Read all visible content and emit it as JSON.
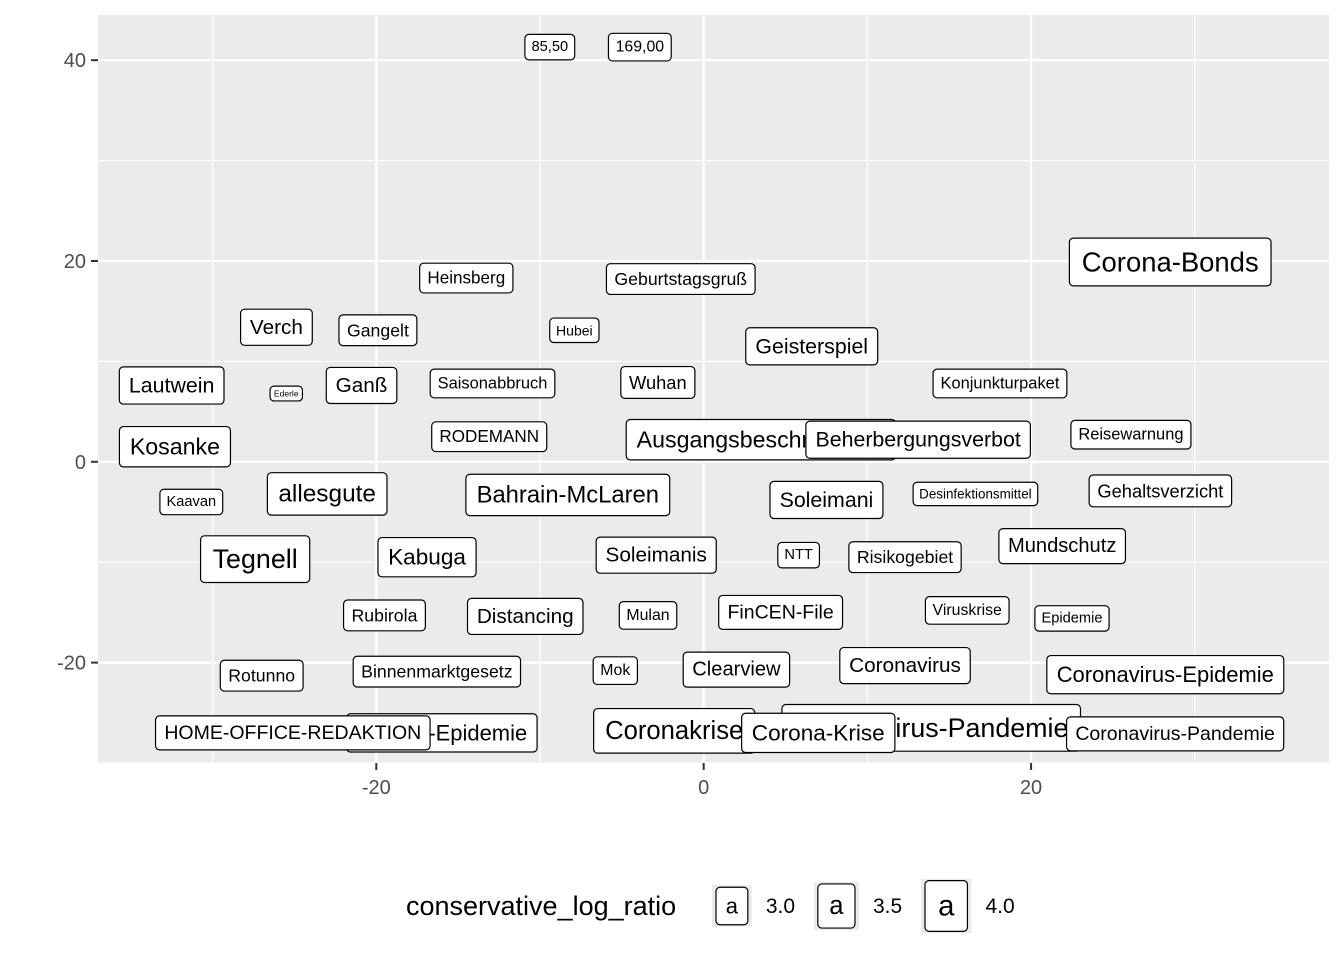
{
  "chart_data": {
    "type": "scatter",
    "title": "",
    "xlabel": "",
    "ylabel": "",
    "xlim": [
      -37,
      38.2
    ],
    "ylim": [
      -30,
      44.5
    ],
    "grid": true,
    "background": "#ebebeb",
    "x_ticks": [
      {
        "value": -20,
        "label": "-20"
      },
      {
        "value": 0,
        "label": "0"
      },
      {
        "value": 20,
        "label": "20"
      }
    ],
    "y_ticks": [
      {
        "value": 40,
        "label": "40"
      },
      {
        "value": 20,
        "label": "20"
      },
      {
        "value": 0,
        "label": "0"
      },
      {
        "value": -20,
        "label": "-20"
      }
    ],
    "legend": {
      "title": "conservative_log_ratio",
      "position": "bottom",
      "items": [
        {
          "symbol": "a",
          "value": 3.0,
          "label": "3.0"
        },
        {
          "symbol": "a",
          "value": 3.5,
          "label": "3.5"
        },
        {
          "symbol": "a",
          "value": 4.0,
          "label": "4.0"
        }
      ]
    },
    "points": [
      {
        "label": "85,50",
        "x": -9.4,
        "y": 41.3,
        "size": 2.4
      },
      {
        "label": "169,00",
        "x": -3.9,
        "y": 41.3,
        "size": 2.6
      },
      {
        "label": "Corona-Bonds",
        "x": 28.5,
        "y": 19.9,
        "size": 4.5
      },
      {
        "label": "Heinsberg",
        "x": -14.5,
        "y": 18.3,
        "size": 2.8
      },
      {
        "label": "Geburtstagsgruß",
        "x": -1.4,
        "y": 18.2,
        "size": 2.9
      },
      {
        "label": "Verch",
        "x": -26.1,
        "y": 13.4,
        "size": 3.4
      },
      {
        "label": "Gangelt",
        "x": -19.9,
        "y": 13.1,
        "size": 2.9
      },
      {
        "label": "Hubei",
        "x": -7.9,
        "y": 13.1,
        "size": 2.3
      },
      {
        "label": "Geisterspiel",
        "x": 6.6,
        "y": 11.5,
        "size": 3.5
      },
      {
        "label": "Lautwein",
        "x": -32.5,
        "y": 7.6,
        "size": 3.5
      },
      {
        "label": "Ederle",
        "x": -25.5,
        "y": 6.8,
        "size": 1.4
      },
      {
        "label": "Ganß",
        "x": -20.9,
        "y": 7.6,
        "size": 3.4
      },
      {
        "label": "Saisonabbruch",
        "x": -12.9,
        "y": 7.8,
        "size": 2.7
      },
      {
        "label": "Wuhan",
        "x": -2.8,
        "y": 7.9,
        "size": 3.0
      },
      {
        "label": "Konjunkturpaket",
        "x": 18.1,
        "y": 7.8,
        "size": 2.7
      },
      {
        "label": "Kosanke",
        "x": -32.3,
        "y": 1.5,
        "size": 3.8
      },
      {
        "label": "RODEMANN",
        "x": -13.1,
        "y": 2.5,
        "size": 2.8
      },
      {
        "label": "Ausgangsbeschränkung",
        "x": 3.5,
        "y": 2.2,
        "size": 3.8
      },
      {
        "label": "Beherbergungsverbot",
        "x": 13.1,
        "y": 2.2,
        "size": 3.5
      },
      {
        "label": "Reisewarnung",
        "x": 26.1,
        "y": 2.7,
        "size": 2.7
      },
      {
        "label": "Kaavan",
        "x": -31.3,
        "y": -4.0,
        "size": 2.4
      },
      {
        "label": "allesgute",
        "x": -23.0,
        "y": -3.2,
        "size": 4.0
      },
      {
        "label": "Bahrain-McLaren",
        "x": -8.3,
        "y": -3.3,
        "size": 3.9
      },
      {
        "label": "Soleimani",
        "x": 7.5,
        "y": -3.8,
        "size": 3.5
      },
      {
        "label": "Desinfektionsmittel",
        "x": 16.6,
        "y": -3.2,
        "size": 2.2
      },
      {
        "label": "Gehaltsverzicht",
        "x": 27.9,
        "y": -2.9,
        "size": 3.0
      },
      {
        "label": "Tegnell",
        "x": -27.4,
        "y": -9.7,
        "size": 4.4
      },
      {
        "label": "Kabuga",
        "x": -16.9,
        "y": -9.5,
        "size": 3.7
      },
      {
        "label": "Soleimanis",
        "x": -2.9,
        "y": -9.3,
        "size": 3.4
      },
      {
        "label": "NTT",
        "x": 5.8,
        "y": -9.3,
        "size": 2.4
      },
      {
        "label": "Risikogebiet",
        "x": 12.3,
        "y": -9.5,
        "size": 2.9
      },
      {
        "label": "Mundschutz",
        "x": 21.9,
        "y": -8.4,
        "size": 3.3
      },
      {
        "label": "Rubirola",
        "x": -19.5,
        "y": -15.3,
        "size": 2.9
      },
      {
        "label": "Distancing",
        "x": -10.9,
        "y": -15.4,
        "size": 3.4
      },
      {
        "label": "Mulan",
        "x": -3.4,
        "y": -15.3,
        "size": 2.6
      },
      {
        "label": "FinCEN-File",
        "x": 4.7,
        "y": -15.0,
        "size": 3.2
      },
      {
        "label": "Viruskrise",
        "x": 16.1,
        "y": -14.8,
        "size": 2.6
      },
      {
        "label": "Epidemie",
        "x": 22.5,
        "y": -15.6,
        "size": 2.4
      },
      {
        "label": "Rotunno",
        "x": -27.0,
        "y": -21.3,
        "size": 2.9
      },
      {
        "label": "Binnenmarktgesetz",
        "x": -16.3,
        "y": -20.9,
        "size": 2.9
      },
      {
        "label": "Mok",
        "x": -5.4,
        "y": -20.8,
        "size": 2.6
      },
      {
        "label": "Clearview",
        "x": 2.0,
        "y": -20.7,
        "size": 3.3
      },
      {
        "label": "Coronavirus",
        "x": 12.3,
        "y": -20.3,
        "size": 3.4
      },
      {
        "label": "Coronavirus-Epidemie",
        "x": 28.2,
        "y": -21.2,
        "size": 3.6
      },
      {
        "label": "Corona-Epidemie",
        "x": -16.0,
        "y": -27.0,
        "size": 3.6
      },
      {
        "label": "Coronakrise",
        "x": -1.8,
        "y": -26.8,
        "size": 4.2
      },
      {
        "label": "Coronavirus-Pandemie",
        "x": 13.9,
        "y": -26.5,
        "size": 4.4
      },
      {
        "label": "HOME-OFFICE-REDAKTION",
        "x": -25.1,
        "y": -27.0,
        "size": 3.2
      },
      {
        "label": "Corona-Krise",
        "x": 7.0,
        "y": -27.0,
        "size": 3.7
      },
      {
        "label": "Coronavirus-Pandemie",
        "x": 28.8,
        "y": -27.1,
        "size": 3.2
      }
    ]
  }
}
==
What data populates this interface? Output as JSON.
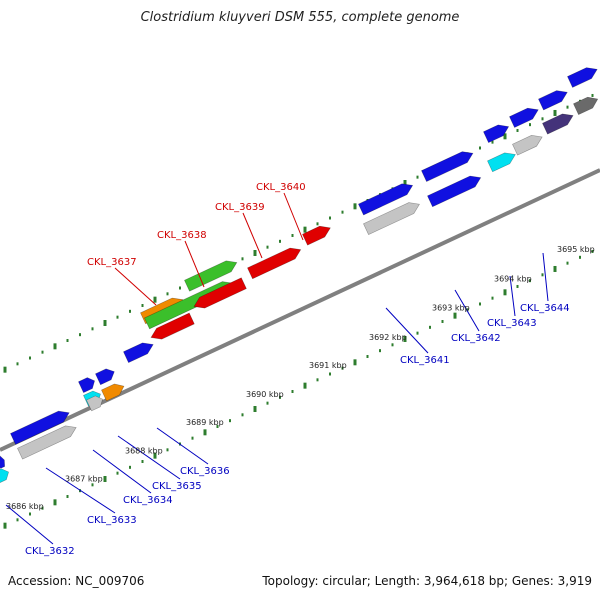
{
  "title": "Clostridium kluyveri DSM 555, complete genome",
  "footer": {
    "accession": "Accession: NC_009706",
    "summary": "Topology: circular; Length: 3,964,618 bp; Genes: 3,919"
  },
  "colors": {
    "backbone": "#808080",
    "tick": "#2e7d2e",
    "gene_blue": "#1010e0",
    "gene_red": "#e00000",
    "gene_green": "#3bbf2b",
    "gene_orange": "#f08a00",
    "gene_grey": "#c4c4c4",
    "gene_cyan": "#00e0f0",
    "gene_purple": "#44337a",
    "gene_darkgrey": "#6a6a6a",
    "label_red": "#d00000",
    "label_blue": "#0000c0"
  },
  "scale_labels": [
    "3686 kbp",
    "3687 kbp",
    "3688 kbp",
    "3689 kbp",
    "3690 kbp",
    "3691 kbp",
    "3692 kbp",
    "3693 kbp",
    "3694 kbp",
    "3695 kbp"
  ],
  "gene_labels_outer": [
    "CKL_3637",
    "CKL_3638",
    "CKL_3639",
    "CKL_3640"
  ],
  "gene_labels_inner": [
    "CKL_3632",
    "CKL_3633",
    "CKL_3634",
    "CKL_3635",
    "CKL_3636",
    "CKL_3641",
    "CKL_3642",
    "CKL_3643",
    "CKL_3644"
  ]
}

● EXERCISE DETAILS
Each line in the material with "title" in it must be reported.

● TASK RESPONSE
    "title": "",
      "title": "conservative_log_ratio",
  "title": "Clostridium kluyveri DSM 555, complete genome",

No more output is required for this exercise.